Extracted entries
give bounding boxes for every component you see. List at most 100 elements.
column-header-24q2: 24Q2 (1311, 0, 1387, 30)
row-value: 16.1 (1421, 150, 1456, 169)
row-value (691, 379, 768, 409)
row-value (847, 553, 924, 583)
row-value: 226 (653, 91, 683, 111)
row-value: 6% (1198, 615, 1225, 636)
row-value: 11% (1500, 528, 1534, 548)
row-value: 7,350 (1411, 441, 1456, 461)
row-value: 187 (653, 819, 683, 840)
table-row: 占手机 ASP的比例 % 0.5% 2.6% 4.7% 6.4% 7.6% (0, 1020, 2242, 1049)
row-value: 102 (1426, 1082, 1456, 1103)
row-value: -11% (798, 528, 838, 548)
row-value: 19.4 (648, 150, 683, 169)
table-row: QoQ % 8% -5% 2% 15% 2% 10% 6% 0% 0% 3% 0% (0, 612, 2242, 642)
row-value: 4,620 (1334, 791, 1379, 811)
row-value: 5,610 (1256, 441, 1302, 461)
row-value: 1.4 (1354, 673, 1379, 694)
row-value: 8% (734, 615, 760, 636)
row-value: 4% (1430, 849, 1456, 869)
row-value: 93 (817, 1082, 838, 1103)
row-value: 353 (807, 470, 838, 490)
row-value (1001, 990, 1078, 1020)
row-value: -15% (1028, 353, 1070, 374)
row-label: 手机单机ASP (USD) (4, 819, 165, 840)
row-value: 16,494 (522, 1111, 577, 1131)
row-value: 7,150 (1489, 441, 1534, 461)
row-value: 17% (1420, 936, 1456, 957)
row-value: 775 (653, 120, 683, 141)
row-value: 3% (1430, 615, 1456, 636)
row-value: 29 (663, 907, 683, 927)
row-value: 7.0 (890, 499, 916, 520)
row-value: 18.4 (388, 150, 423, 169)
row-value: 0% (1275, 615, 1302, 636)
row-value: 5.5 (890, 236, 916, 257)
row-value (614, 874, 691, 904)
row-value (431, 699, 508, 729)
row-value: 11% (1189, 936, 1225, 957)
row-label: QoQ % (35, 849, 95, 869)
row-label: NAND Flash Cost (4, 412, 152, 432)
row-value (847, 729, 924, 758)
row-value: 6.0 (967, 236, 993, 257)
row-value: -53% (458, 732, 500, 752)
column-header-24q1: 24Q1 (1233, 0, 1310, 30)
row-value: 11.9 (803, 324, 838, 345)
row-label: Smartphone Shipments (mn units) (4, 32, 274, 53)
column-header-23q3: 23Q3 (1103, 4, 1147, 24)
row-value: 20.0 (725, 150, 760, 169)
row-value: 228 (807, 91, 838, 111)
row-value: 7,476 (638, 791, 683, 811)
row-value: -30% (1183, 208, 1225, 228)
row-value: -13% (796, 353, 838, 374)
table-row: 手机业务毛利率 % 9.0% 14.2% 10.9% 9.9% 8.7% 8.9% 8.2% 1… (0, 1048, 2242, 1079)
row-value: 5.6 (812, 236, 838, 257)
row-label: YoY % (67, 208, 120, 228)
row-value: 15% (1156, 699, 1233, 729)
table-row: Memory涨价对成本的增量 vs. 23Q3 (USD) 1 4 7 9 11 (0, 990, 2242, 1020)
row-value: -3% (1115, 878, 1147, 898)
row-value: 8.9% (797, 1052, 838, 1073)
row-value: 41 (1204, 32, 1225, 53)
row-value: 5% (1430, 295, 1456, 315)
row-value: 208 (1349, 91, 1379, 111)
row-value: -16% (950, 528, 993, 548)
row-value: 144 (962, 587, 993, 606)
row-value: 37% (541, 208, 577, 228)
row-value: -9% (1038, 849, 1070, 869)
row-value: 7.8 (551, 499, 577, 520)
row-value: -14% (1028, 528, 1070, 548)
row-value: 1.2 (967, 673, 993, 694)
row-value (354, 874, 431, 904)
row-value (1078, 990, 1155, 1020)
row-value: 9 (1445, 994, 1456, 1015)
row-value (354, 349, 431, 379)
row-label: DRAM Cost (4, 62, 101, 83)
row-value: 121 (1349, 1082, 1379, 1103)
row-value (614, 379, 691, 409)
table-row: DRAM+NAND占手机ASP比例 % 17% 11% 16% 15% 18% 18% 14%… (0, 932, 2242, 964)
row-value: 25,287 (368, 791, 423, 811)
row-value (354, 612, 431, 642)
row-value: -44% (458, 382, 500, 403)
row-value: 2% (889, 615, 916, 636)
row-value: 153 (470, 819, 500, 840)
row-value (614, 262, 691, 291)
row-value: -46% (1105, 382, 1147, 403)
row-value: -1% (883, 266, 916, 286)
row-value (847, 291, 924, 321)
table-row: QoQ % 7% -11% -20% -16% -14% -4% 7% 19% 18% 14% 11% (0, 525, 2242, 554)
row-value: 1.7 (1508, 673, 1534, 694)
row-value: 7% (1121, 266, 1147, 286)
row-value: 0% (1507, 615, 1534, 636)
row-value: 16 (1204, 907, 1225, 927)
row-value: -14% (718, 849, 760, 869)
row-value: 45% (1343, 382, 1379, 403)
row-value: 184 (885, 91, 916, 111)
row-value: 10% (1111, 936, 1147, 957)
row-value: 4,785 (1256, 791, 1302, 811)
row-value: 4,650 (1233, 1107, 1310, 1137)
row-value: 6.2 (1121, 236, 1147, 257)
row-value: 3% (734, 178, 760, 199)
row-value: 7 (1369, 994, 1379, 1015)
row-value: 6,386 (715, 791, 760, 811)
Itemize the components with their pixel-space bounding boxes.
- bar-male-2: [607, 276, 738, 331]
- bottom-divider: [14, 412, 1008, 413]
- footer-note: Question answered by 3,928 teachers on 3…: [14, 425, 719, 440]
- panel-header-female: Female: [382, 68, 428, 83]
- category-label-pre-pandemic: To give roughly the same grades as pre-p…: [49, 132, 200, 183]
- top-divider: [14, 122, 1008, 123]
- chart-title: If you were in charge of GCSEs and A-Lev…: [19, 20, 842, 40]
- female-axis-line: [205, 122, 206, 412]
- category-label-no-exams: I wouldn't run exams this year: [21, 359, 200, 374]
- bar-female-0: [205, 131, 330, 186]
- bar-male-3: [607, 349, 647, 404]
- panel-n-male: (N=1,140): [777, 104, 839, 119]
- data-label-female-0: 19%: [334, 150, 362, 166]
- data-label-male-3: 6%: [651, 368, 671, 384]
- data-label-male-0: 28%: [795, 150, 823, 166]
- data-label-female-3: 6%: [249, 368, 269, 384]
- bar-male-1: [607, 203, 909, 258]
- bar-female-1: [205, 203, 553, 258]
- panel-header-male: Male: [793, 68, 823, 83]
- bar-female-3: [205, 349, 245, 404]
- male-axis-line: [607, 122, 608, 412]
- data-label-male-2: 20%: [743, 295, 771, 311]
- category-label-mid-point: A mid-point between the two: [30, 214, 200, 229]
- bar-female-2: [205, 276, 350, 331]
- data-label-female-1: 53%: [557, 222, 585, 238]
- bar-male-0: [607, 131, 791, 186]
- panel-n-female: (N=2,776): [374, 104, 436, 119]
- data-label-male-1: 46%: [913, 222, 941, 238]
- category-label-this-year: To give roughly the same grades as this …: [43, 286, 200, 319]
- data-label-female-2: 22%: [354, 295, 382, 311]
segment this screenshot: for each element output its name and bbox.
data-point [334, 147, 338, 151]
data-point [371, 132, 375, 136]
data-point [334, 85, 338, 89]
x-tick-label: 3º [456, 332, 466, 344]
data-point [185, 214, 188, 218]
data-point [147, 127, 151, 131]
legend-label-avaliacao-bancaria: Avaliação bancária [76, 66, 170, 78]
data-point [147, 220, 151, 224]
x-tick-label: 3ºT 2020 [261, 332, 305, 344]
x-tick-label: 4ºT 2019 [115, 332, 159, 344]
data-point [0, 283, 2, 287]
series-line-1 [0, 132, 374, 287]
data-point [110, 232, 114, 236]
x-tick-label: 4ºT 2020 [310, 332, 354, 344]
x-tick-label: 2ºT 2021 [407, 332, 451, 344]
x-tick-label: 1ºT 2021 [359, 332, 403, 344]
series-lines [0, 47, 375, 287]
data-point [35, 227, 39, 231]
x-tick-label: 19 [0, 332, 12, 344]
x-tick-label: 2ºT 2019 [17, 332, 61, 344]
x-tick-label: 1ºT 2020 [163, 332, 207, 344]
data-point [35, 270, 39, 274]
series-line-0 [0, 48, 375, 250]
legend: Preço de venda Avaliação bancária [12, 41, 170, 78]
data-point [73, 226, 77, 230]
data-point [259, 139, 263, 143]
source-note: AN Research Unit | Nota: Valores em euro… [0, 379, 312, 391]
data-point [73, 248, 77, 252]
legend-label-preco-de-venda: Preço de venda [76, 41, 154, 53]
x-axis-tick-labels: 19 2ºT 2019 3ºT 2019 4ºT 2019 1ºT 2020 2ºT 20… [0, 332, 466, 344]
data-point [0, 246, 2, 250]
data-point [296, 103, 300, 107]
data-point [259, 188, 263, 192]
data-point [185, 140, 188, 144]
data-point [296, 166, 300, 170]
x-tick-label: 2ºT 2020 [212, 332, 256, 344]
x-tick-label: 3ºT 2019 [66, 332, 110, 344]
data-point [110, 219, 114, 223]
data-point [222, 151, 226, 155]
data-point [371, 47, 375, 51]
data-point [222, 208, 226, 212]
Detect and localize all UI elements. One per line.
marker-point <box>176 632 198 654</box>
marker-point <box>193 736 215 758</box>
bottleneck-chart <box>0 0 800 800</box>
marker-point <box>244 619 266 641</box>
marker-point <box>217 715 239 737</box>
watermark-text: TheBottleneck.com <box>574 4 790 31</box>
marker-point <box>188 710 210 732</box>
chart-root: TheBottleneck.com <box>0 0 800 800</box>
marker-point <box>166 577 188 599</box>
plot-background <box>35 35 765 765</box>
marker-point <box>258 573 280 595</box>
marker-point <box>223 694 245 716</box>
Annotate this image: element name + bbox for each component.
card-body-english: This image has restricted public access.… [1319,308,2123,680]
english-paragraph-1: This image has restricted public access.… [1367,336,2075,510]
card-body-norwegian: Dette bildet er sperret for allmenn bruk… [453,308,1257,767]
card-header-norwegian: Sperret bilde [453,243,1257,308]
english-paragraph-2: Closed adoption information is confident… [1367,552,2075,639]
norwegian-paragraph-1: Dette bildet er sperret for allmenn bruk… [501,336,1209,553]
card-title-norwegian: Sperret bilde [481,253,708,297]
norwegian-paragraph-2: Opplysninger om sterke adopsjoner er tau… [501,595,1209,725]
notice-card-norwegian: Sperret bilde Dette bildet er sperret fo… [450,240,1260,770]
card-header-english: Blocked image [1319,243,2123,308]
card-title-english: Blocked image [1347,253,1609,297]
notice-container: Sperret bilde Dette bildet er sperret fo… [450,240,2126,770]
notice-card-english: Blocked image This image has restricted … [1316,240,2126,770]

__Written instruction__. Copy the entries above verbatim, from the first line through the line containing "row-value: 7,350 (1411, 441, 1456, 461)", including both of those lines.

__Exercise result__.
give bounding boxes for every component you see. List at most 100 elements.
column-header-24q2: 24Q2 (1311, 0, 1387, 30)
row-value: 16.1 (1421, 150, 1456, 169)
row-value (691, 379, 768, 409)
row-value (847, 553, 924, 583)
row-value: 226 (653, 91, 683, 111)
row-value: 6% (1198, 615, 1225, 636)
row-value: 11% (1500, 528, 1534, 548)
row-value: 7,350 (1411, 441, 1456, 461)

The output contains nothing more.